--- Data shown ---
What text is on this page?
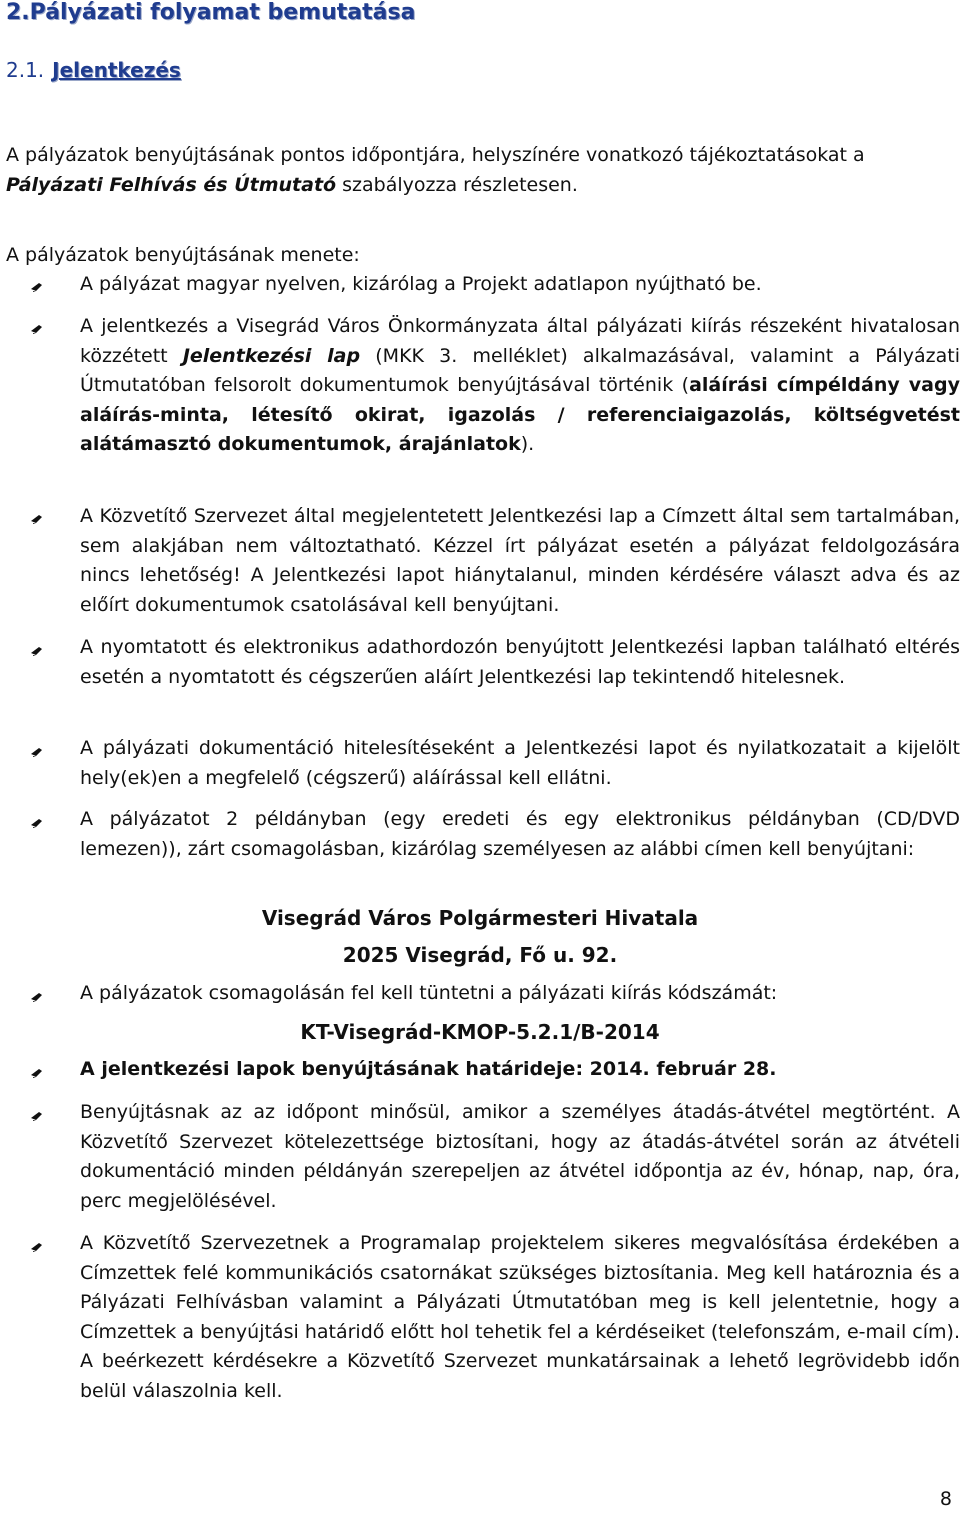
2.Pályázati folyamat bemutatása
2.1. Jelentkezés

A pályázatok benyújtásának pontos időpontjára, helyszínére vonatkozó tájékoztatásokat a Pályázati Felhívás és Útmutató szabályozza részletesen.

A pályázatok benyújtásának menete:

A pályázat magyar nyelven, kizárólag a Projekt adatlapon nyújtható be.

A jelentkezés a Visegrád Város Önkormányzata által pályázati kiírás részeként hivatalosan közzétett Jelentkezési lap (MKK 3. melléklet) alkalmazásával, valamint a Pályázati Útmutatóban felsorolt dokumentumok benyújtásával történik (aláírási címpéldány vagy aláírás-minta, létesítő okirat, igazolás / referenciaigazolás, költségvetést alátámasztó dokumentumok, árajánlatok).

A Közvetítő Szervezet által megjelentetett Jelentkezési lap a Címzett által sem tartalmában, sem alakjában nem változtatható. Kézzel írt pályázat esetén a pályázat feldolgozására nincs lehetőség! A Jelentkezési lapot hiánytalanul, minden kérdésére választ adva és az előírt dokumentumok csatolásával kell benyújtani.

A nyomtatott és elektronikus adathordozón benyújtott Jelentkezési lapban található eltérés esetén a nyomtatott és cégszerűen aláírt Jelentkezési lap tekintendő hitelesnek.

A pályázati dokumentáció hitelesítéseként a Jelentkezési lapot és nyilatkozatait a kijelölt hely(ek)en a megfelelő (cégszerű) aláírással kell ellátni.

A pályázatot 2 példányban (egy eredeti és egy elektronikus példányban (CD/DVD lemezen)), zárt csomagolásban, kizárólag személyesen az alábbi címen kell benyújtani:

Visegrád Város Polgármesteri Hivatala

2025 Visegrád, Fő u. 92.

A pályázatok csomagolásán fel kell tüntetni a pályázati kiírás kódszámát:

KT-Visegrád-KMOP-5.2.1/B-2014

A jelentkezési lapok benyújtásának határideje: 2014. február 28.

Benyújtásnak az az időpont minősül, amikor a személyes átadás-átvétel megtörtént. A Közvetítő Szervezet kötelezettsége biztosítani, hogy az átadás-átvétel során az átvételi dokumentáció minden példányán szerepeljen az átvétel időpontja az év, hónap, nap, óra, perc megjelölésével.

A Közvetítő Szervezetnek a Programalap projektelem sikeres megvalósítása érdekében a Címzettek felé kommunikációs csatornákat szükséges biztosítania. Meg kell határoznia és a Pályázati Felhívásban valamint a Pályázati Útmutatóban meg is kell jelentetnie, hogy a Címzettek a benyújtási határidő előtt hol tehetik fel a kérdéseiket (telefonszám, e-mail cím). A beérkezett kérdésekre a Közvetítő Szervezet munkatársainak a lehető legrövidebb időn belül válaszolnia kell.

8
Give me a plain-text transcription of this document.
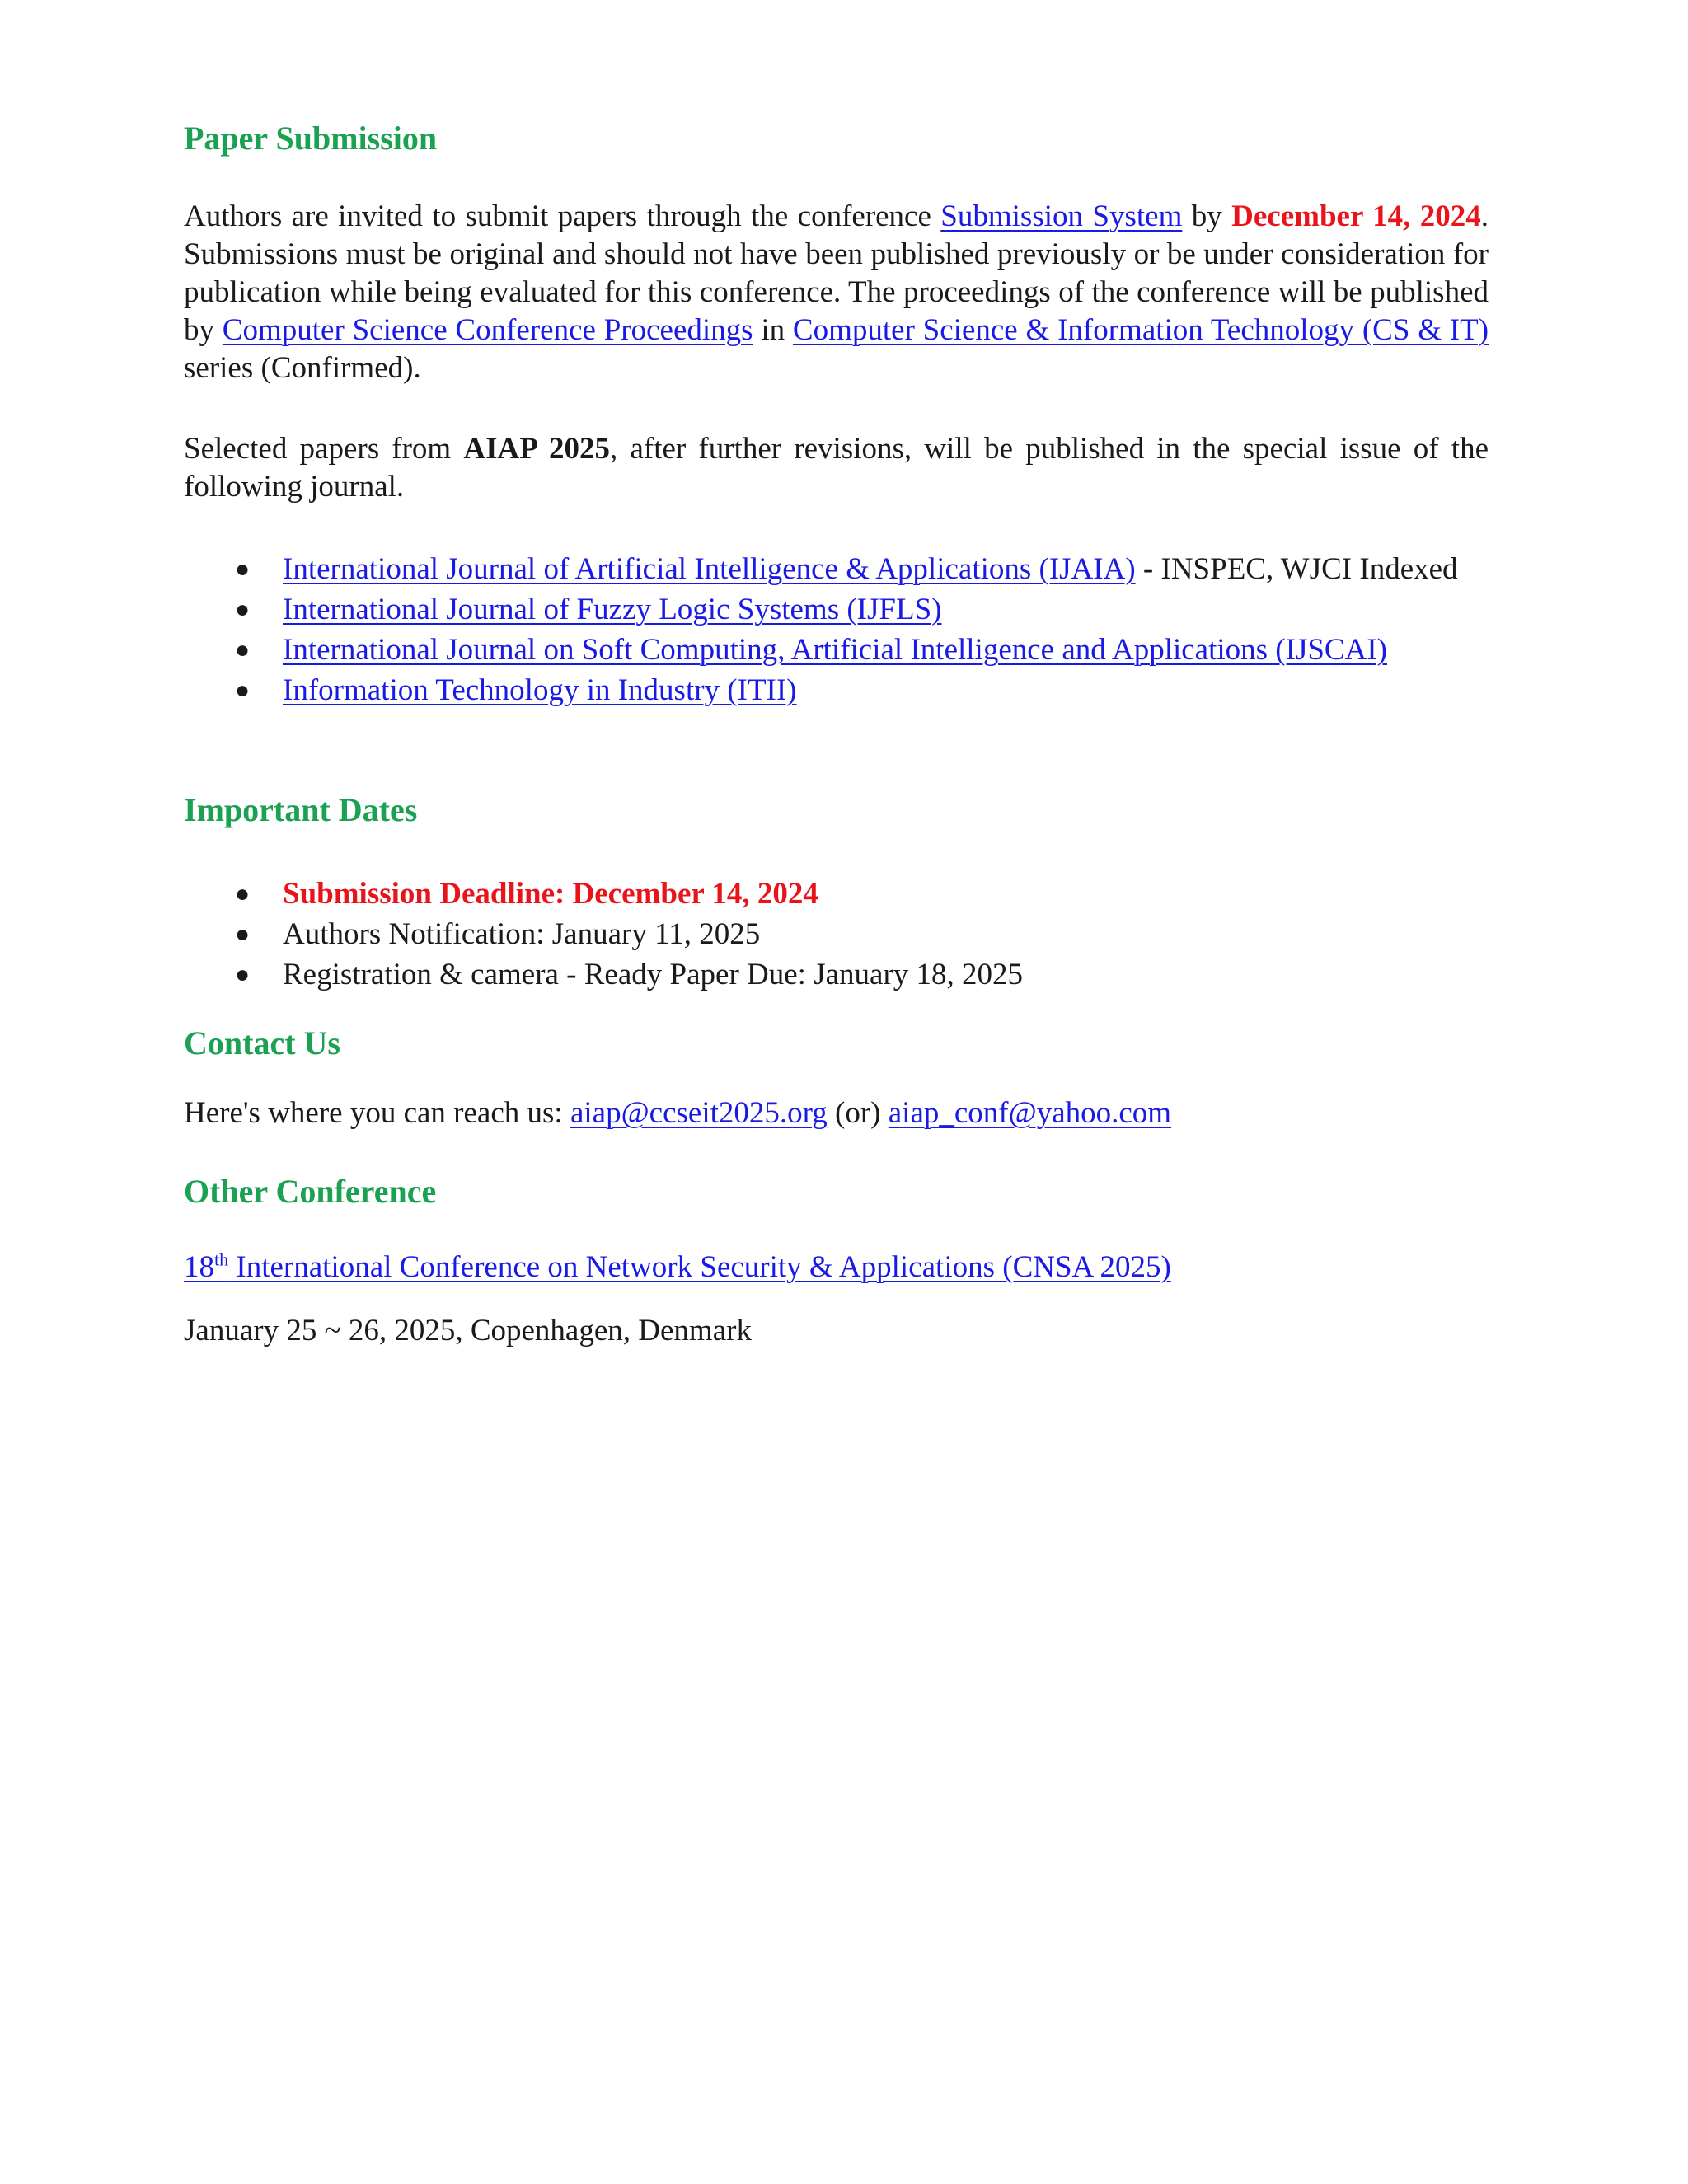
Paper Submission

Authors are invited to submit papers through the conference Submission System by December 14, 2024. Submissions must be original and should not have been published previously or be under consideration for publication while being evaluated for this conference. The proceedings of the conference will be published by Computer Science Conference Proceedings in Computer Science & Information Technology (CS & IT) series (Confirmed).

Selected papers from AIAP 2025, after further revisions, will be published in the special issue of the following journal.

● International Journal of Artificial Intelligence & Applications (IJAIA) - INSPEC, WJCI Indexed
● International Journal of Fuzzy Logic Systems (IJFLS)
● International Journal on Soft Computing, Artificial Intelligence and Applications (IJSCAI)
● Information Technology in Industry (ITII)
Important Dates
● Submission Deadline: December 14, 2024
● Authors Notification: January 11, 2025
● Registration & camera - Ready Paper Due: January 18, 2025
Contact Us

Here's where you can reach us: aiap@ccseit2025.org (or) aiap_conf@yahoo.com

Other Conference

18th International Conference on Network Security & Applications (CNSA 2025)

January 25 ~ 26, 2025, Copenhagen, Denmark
---
* Work to do *
In the listing, find all lines with the string "January" and copy them.

* Expected answer *
● Authors Notification: January 11, 2025
● Registration & camera - Ready Paper Due: January 18, 2025
January 25 ~ 26, 2025, Copenhagen, Denmark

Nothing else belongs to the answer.